#### REQUIREMENT:
Go through the listing beneath this task and return every line that carries the string "auditor".

>>>

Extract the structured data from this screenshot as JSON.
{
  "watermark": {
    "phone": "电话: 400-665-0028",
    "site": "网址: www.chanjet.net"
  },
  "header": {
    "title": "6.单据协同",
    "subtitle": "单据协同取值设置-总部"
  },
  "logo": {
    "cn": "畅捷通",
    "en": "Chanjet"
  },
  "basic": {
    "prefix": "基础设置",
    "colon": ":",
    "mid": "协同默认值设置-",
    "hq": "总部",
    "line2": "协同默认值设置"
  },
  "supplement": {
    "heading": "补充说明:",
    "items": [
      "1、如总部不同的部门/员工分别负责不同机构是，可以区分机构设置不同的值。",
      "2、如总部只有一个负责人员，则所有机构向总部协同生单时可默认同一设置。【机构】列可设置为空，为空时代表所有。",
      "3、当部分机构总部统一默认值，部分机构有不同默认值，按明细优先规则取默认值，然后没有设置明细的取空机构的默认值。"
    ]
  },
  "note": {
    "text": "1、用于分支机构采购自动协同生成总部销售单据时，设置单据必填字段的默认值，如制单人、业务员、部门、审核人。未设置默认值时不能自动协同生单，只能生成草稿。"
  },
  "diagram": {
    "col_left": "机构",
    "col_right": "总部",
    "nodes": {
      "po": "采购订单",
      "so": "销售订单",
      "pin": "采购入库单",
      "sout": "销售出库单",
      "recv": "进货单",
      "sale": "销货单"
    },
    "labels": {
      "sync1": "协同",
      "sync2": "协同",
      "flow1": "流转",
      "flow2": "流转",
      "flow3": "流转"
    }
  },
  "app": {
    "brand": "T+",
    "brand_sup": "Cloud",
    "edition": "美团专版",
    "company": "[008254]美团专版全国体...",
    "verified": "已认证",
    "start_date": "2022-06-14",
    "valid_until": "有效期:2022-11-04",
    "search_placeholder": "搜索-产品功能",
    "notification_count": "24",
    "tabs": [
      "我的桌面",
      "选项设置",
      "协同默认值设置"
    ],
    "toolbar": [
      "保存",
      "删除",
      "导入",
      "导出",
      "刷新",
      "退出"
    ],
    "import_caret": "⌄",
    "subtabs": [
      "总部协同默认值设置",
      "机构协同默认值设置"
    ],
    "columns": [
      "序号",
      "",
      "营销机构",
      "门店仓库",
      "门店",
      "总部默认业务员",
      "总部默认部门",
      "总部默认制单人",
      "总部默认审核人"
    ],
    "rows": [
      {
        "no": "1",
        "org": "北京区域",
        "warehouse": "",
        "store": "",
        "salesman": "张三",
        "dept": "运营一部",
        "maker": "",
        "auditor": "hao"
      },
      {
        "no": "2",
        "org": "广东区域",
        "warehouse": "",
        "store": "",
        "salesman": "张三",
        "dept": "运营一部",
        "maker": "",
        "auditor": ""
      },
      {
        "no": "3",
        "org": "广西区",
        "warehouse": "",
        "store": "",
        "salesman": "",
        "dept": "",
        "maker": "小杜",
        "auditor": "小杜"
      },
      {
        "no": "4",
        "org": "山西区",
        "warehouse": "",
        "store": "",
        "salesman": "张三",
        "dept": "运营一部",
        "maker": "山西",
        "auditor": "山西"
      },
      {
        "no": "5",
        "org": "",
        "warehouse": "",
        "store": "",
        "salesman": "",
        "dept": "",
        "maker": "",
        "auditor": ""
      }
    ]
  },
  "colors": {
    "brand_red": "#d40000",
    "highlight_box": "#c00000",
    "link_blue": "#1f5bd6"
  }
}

<<<

#### THE OUTPUT:
        "auditor": "hao"
        "auditor": ""
        "auditor": "小杜"
        "auditor": "山西"
        "auditor": ""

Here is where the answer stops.